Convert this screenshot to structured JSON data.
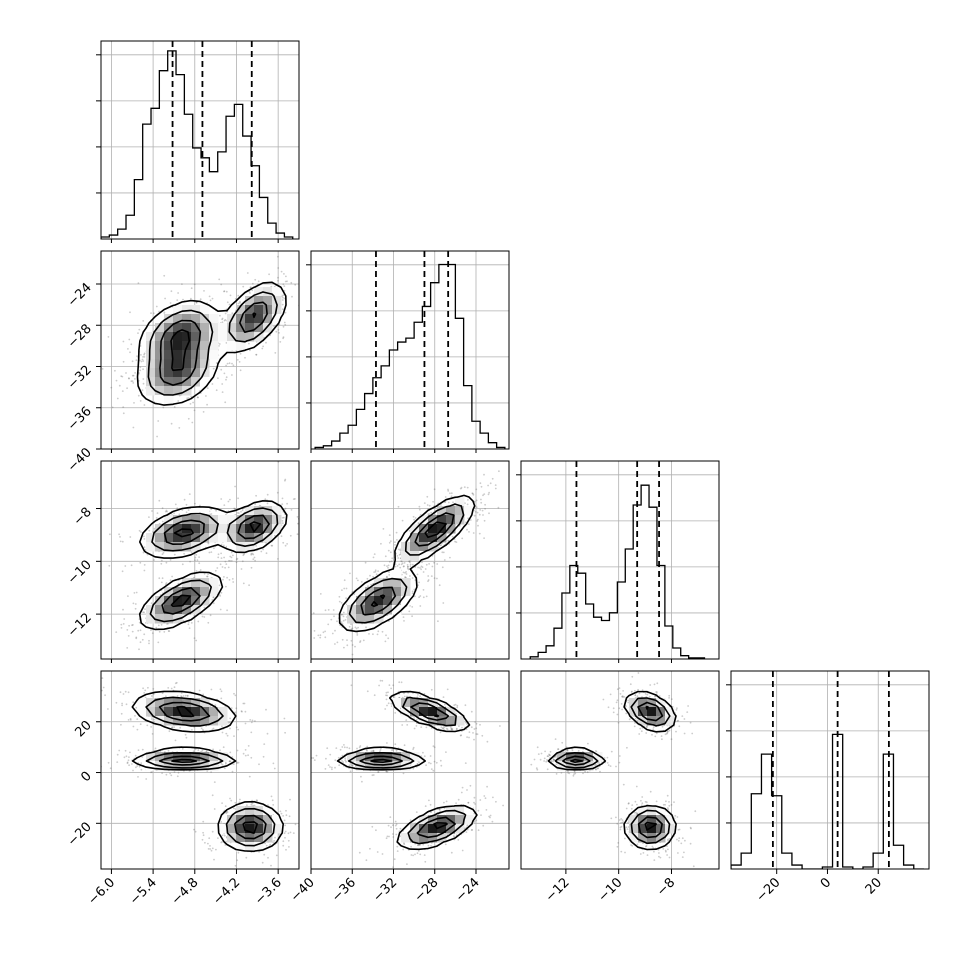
{
  "chart_data": {
    "type": "corner",
    "title": "",
    "n_params": 4,
    "params": [
      {
        "label": "",
        "range": [
          -6.15,
          -3.3
        ]
      },
      {
        "label": "",
        "range": [
          -40,
          -20.8
        ]
      },
      {
        "label": "",
        "range": [
          -13.7,
          -6.2
        ]
      },
      {
        "label": "",
        "range": [
          -38,
          40
        ]
      }
    ],
    "tick_labels": [
      [
        "−6.0",
        "−5.4",
        "−4.8",
        "−4.2",
        "−3.6"
      ],
      [
        "−40",
        "−36",
        "−32",
        "−28",
        "−24"
      ],
      [
        "−12",
        "−10",
        "−8"
      ],
      [
        "−20",
        "0",
        "20"
      ]
    ],
    "tick_values": [
      [
        -6.0,
        -5.4,
        -4.8,
        -4.2,
        -3.6
      ],
      [
        -40,
        -36,
        -32,
        -28,
        -24
      ],
      [
        -12,
        -10,
        -8
      ],
      [
        -20,
        0,
        20
      ]
    ],
    "grid": true,
    "diagonal_histograms": [
      {
        "bins": [
          -6.15,
          -6.03,
          -5.91,
          -5.79,
          -5.67,
          -5.55,
          -5.43,
          -5.31,
          -5.19,
          -5.07,
          -4.95,
          -4.83,
          -4.71,
          -4.59,
          -4.47,
          -4.35,
          -4.23,
          -4.11,
          -3.99,
          -3.87,
          -3.75,
          -3.63,
          -3.51,
          -3.39
        ],
        "counts": [
          1,
          2,
          5,
          12,
          30,
          58,
          66,
          85,
          95,
          83,
          63,
          46,
          41,
          34,
          44,
          62,
          68,
          52,
          37,
          21,
          8,
          3,
          1
        ],
        "quantiles": [
          -5.12,
          -4.69,
          -3.98
        ],
        "ylim": [
          0,
          100
        ]
      },
      {
        "bins": [
          -39.6,
          -38.8,
          -38.0,
          -37.2,
          -36.4,
          -35.6,
          -34.8,
          -34.0,
          -33.2,
          -32.4,
          -31.6,
          -30.8,
          -30.0,
          -29.2,
          -28.4,
          -27.6,
          -26.8,
          -26.0,
          -25.2,
          -24.4,
          -23.6,
          -22.8,
          -22.0,
          -21.2
        ],
        "counts": [
          2,
          4,
          10,
          20,
          30,
          50,
          70,
          90,
          105,
          125,
          135,
          140,
          160,
          180,
          210,
          233,
          233,
          165,
          80,
          35,
          20,
          8,
          2
        ],
        "quantiles": [
          -33.7,
          -29.0,
          -26.7
        ],
        "ylim": [
          0,
          250
        ]
      },
      {
        "bins": [
          -13.35,
          -13.05,
          -12.75,
          -12.45,
          -12.15,
          -11.85,
          -11.55,
          -11.25,
          -10.95,
          -10.65,
          -10.35,
          -10.05,
          -9.75,
          -9.45,
          -9.15,
          -8.85,
          -8.55,
          -8.25,
          -7.95,
          -7.65,
          -7.35,
          -7.05,
          -6.75
        ],
        "counts": [
          2,
          6,
          12,
          28,
          60,
          85,
          78,
          50,
          38,
          35,
          42,
          70,
          100,
          140,
          158,
          138,
          85,
          30,
          10,
          3,
          1,
          1
        ],
        "quantiles": [
          -11.6,
          -9.3,
          -8.47
        ],
        "ylim": [
          0,
          180
        ]
      },
      {
        "bins": [
          -38,
          -34,
          -30,
          -26,
          -22,
          -18,
          -14,
          -10,
          -6,
          -2,
          2,
          6,
          10,
          14,
          18,
          22,
          26,
          30,
          34,
          38
        ],
        "counts": [
          2,
          8,
          38,
          58,
          37,
          8,
          2,
          0,
          0,
          1,
          68,
          1,
          0,
          1,
          8,
          58,
          12,
          2,
          0
        ],
        "quantiles": [
          -21.5,
          4.0,
          24.2
        ],
        "ylim": [
          0,
          100
        ]
      }
    ],
    "pairwise_modes": {
      "1_0": [
        {
          "cx": -5.0,
          "cy": -29.0,
          "sx": 0.28,
          "sy": 1.6,
          "rho": 0.3,
          "w": 1.0
        },
        {
          "cx": -5.05,
          "cy": -32.5,
          "sx": 0.28,
          "sy": 1.6,
          "rho": 0.3,
          "w": 0.9
        },
        {
          "cx": -3.95,
          "cy": -27.2,
          "sx": 0.22,
          "sy": 1.6,
          "rho": 0.5,
          "w": 1.0
        }
      ],
      "2_0": [
        {
          "cx": -4.95,
          "cy": -8.9,
          "sx": 0.3,
          "sy": 0.45,
          "rho": 0.4,
          "w": 1.0
        },
        {
          "cx": -3.95,
          "cy": -8.7,
          "sx": 0.22,
          "sy": 0.45,
          "rho": 0.4,
          "w": 1.0
        },
        {
          "cx": -5.0,
          "cy": -11.5,
          "sx": 0.28,
          "sy": 0.5,
          "rho": 0.6,
          "w": 1.0
        }
      ],
      "2_1": [
        {
          "cx": -28.0,
          "cy": -8.8,
          "sx": 1.8,
          "sy": 0.6,
          "rho": 0.75,
          "w": 1.0
        },
        {
          "cx": -33.5,
          "cy": -11.5,
          "sx": 1.8,
          "sy": 0.55,
          "rho": 0.6,
          "w": 0.9
        }
      ],
      "3_0": [
        {
          "cx": -4.95,
          "cy": 24.0,
          "sx": 0.35,
          "sy": 3.5,
          "rho": -0.3,
          "w": 1.0
        },
        {
          "cx": -4.95,
          "cy": 5.0,
          "sx": 0.35,
          "sy": 1.8,
          "rho": 0.0,
          "w": 1.0
        },
        {
          "cx": -4.0,
          "cy": -21.5,
          "sx": 0.22,
          "sy": 4.5,
          "rho": 0.0,
          "w": 1.0
        }
      ],
      "3_1": [
        {
          "cx": -28.5,
          "cy": 24.0,
          "sx": 1.8,
          "sy": 3.5,
          "rho": -0.7,
          "w": 1.0
        },
        {
          "cx": -33.2,
          "cy": 5.0,
          "sx": 2.0,
          "sy": 1.8,
          "rho": 0.0,
          "w": 1.0
        },
        {
          "cx": -27.8,
          "cy": -21.5,
          "sx": 1.8,
          "sy": 4.0,
          "rho": 0.6,
          "w": 1.0
        }
      ],
      "3_2": [
        {
          "cx": -8.8,
          "cy": 24.0,
          "sx": 0.45,
          "sy": 3.5,
          "rho": -0.4,
          "w": 1.0
        },
        {
          "cx": -11.6,
          "cy": 5.0,
          "sx": 0.5,
          "sy": 1.8,
          "rho": 0.0,
          "w": 1.0
        },
        {
          "cx": -8.8,
          "cy": -21.5,
          "sx": 0.45,
          "sy": 4.0,
          "rho": 0.0,
          "w": 1.0
        }
      ]
    },
    "contour_levels": [
      0.88,
      0.6,
      0.3,
      0.11
    ]
  }
}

** Exercise objective **
Retype every record above exactly as written, but leave out the pictures.

** Answer to the task **
Convert this screenshot to structured JSON data.
{
  "chart_data": {
    "type": "corner",
    "title": "",
    "n_params": 4,
    "params": [
      {
        "label": "",
        "range": [
          -6.15,
          -3.3
        ]
      },
      {
        "label": "",
        "range": [
          -40,
          -20.8
        ]
      },
      {
        "label": "",
        "range": [
          -13.7,
          -6.2
        ]
      },
      {
        "label": "",
        "range": [
          -38,
          40
        ]
      }
    ],
    "tick_labels": [
      [
        "−6.0",
        "−5.4",
        "−4.8",
        "−4.2",
        "−3.6"
      ],
      [
        "−40",
        "−36",
        "−32",
        "−28",
        "−24"
      ],
      [
        "−12",
        "−10",
        "−8"
      ],
      [
        "−20",
        "0",
        "20"
      ]
    ],
    "tick_values": [
      [
        -6.0,
        -5.4,
        -4.8,
        -4.2,
        -3.6
      ],
      [
        -40,
        -36,
        -32,
        -28,
        -24
      ],
      [
        -12,
        -10,
        -8
      ],
      [
        -20,
        0,
        20
      ]
    ],
    "grid": true,
    "diagonal_histograms": [
      {
        "bins": [
          -6.15,
          -6.03,
          -5.91,
          -5.79,
          -5.67,
          -5.55,
          -5.43,
          -5.31,
          -5.19,
          -5.07,
          -4.95,
          -4.83,
          -4.71,
          -4.59,
          -4.47,
          -4.35,
          -4.23,
          -4.11,
          -3.99,
          -3.87,
          -3.75,
          -3.63,
          -3.51,
          -3.39
        ],
        "counts": [
          1,
          2,
          5,
          12,
          30,
          58,
          66,
          85,
          95,
          83,
          63,
          46,
          41,
          34,
          44,
          62,
          68,
          52,
          37,
          21,
          8,
          3,
          1
        ],
        "quantiles": [
          -5.12,
          -4.69,
          -3.98
        ],
        "ylim": [
          0,
          100
        ]
      },
      {
        "bins": [
          -39.6,
          -38.8,
          -38.0,
          -37.2,
          -36.4,
          -35.6,
          -34.8,
          -34.0,
          -33.2,
          -32.4,
          -31.6,
          -30.8,
          -30.0,
          -29.2,
          -28.4,
          -27.6,
          -26.8,
          -26.0,
          -25.2,
          -24.4,
          -23.6,
          -22.8,
          -22.0,
          -21.2
        ],
        "counts": [
          2,
          4,
          10,
          20,
          30,
          50,
          70,
          90,
          105,
          125,
          135,
          140,
          160,
          180,
          210,
          233,
          233,
          165,
          80,
          35,
          20,
          8,
          2
        ],
        "quantiles": [
          -33.7,
          -29.0,
          -26.7
        ],
        "ylim": [
          0,
          250
        ]
      },
      {
        "bins": [
          -13.35,
          -13.05,
          -12.75,
          -12.45,
          -12.15,
          -11.85,
          -11.55,
          -11.25,
          -10.95,
          -10.65,
          -10.35,
          -10.05,
          -9.75,
          -9.45,
          -9.15,
          -8.85,
          -8.55,
          -8.25,
          -7.95,
          -7.65,
          -7.35,
          -7.05,
          -6.75
        ],
        "counts": [
          2,
          6,
          12,
          28,
          60,
          85,
          78,
          50,
          38,
          35,
          42,
          70,
          100,
          140,
          158,
          138,
          85,
          30,
          10,
          3,
          1,
          1
        ],
        "quantiles": [
          -11.6,
          -9.3,
          -8.47
        ],
        "ylim": [
          0,
          180
        ]
      },
      {
        "bins": [
          -38,
          -34,
          -30,
          -26,
          -22,
          -18,
          -14,
          -10,
          -6,
          -2,
          2,
          6,
          10,
          14,
          18,
          22,
          26,
          30,
          34,
          38
        ],
        "counts": [
          2,
          8,
          38,
          58,
          37,
          8,
          2,
          0,
          0,
          1,
          68,
          1,
          0,
          1,
          8,
          58,
          12,
          2,
          0
        ],
        "quantiles": [
          -21.5,
          4.0,
          24.2
        ],
        "ylim": [
          0,
          100
        ]
      }
    ],
    "pairwise_modes": {
      "1_0": [
        {
          "cx": -5.0,
          "cy": -29.0,
          "sx": 0.28,
          "sy": 1.6,
          "rho": 0.3,
          "w": 1.0
        },
        {
          "cx": -5.05,
          "cy": -32.5,
          "sx": 0.28,
          "sy": 1.6,
          "rho": 0.3,
          "w": 0.9
        },
        {
          "cx": -3.95,
          "cy": -27.2,
          "sx": 0.22,
          "sy": 1.6,
          "rho": 0.5,
          "w": 1.0
        }
      ],
      "2_0": [
        {
          "cx": -4.95,
          "cy": -8.9,
          "sx": 0.3,
          "sy": 0.45,
          "rho": 0.4,
          "w": 1.0
        },
        {
          "cx": -3.95,
          "cy": -8.7,
          "sx": 0.22,
          "sy": 0.45,
          "rho": 0.4,
          "w": 1.0
        },
        {
          "cx": -5.0,
          "cy": -11.5,
          "sx": 0.28,
          "sy": 0.5,
          "rho": 0.6,
          "w": 1.0
        }
      ],
      "2_1": [
        {
          "cx": -28.0,
          "cy": -8.8,
          "sx": 1.8,
          "sy": 0.6,
          "rho": 0.75,
          "w": 1.0
        },
        {
          "cx": -33.5,
          "cy": -11.5,
          "sx": 1.8,
          "sy": 0.55,
          "rho": 0.6,
          "w": 0.9
        }
      ],
      "3_0": [
        {
          "cx": -4.95,
          "cy": 24.0,
          "sx": 0.35,
          "sy": 3.5,
          "rho": -0.3,
          "w": 1.0
        },
        {
          "cx": -4.95,
          "cy": 5.0,
          "sx": 0.35,
          "sy": 1.8,
          "rho": 0.0,
          "w": 1.0
        },
        {
          "cx": -4.0,
          "cy": -21.5,
          "sx": 0.22,
          "sy": 4.5,
          "rho": 0.0,
          "w": 1.0
        }
      ],
      "3_1": [
        {
          "cx": -28.5,
          "cy": 24.0,
          "sx": 1.8,
          "sy": 3.5,
          "rho": -0.7,
          "w": 1.0
        },
        {
          "cx": -33.2,
          "cy": 5.0,
          "sx": 2.0,
          "sy": 1.8,
          "rho": 0.0,
          "w": 1.0
        },
        {
          "cx": -27.8,
          "cy": -21.5,
          "sx": 1.8,
          "sy": 4.0,
          "rho": 0.6,
          "w": 1.0
        }
      ],
      "3_2": [
        {
          "cx": -8.8,
          "cy": 24.0,
          "sx": 0.45,
          "sy": 3.5,
          "rho": -0.4,
          "w": 1.0
        },
        {
          "cx": -11.6,
          "cy": 5.0,
          "sx": 0.5,
          "sy": 1.8,
          "rho": 0.0,
          "w": 1.0
        },
        {
          "cx": -8.8,
          "cy": -21.5,
          "sx": 0.45,
          "sy": 4.0,
          "rho": 0.0,
          "w": 1.0
        }
      ]
    },
    "contour_levels": [
      0.88,
      0.6,
      0.3,
      0.11
    ]
  }
}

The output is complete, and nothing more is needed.